_REQUIREMENTS_. Go through each line of the records below and count those with the word "Stylesheet"; give only the total.
--- Begin ---
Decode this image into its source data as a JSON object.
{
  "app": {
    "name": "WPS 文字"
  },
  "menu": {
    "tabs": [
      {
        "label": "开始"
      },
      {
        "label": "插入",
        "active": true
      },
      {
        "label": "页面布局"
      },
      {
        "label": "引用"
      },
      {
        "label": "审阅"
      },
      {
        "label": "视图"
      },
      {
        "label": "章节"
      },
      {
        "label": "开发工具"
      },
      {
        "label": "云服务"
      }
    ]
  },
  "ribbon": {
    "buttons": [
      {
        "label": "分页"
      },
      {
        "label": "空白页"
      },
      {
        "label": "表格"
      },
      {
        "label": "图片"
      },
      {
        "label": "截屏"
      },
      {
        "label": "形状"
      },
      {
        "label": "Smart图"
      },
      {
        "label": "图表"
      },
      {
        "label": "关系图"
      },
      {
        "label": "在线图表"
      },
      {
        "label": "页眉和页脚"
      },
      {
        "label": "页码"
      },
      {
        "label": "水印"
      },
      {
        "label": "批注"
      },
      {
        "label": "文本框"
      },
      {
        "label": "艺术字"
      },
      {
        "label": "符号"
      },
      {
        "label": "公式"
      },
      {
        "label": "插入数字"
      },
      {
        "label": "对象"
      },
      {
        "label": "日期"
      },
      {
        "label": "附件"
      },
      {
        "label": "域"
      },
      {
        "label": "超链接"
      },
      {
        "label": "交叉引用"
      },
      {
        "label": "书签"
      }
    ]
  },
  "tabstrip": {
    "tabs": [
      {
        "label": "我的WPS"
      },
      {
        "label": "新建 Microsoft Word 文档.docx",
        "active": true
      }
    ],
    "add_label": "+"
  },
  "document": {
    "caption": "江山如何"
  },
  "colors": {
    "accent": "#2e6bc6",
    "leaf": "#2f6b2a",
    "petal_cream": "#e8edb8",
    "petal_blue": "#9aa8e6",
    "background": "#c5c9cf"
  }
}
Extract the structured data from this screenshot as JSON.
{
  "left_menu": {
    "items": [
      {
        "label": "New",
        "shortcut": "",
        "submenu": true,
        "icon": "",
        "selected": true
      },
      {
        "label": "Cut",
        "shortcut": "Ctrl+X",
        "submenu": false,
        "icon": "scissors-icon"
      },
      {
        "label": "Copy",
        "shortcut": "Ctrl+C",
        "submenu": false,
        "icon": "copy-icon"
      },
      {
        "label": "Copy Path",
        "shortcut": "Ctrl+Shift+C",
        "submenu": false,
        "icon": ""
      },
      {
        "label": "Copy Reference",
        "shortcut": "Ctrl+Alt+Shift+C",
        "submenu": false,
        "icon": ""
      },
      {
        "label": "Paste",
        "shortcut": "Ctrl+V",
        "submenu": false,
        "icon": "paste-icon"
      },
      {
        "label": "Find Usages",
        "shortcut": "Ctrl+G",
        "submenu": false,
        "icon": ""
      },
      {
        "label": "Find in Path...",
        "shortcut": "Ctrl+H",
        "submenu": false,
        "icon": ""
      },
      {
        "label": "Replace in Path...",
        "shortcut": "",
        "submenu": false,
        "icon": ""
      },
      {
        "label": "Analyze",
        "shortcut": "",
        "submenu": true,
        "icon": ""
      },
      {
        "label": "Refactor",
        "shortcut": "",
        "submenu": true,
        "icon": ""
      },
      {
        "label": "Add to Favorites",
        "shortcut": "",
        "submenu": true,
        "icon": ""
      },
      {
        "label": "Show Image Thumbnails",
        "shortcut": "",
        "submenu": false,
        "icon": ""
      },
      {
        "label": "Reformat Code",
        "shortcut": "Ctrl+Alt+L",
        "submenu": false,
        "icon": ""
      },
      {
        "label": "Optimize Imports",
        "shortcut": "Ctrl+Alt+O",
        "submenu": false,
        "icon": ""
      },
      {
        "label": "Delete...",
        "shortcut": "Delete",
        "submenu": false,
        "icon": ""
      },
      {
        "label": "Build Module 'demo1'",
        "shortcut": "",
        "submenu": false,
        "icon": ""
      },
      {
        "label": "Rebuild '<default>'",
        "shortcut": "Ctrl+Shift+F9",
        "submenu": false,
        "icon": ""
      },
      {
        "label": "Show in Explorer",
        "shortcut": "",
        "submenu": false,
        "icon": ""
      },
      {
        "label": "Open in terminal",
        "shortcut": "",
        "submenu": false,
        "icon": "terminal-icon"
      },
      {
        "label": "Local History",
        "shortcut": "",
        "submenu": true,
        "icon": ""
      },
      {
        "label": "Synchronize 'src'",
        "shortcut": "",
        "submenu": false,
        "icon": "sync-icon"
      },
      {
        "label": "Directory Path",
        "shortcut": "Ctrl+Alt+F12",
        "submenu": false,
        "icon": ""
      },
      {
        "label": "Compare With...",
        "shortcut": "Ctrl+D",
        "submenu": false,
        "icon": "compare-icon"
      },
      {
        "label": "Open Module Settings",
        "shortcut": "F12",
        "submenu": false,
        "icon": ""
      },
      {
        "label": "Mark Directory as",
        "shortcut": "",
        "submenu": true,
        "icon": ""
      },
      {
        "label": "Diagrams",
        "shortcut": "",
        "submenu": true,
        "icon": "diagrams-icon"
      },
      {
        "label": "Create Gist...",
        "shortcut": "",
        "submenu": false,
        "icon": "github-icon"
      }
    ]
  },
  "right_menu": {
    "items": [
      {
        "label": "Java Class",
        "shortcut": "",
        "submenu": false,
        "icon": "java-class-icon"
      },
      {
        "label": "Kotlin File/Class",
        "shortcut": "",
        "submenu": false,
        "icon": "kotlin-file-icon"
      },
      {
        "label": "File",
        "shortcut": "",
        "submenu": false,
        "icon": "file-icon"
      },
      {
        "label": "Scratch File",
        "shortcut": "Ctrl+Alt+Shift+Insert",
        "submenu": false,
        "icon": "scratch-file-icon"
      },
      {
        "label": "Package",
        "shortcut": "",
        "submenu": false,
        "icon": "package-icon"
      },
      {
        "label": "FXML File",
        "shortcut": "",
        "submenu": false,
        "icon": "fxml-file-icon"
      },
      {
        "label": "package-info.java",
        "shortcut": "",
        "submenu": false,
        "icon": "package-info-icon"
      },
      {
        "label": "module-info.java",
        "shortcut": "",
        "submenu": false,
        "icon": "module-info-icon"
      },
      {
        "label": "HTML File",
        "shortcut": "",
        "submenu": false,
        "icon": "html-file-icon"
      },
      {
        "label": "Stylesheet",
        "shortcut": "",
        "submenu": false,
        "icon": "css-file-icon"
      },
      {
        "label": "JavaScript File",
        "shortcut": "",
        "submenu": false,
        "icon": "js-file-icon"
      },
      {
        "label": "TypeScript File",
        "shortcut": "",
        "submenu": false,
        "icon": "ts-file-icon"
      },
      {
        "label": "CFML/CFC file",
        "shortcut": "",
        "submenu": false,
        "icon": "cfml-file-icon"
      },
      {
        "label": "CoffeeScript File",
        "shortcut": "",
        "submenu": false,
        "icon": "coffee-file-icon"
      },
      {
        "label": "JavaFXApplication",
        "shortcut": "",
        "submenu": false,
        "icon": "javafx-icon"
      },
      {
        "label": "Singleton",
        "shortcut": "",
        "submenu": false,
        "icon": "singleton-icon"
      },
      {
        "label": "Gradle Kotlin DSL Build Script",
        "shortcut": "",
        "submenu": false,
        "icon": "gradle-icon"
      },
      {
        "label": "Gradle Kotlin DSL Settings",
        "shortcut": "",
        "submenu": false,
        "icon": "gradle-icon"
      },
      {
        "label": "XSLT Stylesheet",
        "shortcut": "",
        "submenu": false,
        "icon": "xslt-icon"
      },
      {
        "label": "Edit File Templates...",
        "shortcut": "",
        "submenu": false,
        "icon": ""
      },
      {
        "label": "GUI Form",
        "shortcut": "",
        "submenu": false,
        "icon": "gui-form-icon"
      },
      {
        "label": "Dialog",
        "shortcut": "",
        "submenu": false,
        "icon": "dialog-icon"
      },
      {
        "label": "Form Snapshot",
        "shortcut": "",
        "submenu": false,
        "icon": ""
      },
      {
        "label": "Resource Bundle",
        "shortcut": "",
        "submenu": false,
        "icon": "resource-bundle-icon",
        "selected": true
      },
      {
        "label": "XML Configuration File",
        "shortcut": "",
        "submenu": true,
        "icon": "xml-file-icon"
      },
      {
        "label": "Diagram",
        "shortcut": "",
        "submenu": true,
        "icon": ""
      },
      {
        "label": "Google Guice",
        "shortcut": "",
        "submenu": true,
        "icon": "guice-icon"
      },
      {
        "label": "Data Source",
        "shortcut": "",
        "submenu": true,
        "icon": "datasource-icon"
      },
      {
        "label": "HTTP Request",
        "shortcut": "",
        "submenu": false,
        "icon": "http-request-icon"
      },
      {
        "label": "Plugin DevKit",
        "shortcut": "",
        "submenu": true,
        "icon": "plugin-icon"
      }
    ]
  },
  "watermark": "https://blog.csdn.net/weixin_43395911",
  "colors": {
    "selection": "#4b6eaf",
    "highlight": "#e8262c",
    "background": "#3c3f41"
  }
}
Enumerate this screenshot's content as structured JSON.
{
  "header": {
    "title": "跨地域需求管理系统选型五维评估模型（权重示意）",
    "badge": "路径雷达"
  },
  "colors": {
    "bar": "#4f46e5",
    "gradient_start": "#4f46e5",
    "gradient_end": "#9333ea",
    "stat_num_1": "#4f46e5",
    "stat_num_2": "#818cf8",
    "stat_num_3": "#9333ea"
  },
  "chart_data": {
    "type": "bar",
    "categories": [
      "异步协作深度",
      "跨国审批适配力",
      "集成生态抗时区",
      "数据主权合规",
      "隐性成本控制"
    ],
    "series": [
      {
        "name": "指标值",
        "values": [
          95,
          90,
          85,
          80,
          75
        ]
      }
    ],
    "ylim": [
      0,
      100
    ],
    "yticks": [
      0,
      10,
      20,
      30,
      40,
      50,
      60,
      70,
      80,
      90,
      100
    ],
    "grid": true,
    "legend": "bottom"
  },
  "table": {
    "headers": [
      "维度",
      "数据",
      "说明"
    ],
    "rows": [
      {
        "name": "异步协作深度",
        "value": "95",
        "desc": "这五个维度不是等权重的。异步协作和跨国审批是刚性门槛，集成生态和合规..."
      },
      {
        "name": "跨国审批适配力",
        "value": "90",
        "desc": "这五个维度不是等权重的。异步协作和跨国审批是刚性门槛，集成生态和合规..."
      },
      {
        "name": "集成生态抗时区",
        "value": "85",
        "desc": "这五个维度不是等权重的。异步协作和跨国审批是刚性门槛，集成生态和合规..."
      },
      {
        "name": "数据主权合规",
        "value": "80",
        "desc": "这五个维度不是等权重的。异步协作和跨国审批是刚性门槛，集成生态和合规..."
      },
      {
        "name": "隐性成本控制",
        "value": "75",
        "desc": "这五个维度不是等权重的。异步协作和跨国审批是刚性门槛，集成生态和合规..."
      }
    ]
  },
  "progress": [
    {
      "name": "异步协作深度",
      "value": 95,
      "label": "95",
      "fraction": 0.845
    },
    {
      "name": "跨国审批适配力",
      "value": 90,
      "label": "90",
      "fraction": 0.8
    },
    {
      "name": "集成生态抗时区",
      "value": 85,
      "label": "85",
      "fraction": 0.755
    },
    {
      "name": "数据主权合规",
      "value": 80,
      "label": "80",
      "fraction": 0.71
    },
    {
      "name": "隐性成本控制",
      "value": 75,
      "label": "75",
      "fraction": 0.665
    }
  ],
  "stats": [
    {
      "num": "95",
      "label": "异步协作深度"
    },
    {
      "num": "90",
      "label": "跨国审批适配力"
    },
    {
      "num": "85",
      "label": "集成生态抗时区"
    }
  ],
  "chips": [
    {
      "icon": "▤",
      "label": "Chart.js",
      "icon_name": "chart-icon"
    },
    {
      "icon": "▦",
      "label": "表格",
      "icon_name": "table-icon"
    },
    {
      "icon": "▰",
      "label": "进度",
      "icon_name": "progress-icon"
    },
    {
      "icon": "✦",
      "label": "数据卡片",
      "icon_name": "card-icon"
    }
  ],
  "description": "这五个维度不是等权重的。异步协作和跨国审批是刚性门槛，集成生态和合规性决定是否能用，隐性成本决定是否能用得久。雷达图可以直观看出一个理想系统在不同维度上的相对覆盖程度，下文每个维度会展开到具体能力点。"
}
--- End ---
_RESULT OF THE EXERCISE_. 2